→ The problem
Where the data below has the string "cdot", return the whole line.

═══ Data section

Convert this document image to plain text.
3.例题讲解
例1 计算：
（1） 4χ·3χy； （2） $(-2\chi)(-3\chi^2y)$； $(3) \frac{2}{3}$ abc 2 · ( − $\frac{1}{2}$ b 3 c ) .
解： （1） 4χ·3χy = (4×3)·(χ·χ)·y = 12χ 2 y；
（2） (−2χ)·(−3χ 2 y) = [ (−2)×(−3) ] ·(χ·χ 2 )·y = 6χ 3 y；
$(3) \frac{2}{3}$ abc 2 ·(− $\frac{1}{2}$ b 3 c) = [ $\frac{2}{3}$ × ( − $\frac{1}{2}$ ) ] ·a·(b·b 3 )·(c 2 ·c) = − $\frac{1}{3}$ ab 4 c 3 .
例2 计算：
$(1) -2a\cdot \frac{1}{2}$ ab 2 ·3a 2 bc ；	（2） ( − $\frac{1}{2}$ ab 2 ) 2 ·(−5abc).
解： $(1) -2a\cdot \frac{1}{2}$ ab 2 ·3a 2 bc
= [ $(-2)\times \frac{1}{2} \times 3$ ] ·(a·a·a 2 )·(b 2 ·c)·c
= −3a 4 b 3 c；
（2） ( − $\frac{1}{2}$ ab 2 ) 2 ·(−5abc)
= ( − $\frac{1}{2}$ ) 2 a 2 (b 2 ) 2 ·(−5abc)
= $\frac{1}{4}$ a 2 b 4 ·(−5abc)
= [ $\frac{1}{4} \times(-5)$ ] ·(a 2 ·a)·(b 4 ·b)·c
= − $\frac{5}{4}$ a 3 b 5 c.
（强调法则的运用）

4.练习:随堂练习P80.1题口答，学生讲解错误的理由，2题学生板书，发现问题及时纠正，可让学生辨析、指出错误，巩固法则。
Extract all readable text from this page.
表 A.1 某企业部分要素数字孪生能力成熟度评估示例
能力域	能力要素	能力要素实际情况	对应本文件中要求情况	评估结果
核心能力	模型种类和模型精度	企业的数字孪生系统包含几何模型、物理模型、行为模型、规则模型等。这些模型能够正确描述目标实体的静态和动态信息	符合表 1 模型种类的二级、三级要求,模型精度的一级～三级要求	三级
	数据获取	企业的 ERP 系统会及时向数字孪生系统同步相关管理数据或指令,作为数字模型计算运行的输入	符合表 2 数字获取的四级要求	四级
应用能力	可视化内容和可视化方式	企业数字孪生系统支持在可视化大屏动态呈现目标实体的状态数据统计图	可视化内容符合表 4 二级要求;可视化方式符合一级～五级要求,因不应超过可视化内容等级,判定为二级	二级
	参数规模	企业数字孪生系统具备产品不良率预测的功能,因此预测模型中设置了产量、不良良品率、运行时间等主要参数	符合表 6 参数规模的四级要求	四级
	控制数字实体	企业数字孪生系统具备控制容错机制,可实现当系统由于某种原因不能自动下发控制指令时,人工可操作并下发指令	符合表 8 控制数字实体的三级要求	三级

══════

→ Answer to this problem
$(1) -2a\cdot \frac{1}{2}$ ab 2 ·3a 2 bc ；	（2） ( − $\frac{1}{2}$ ab 2 ) 2 ·(−5abc).
解： $(1) -2a\cdot \frac{1}{2}$ ab 2 ·3a 2 bc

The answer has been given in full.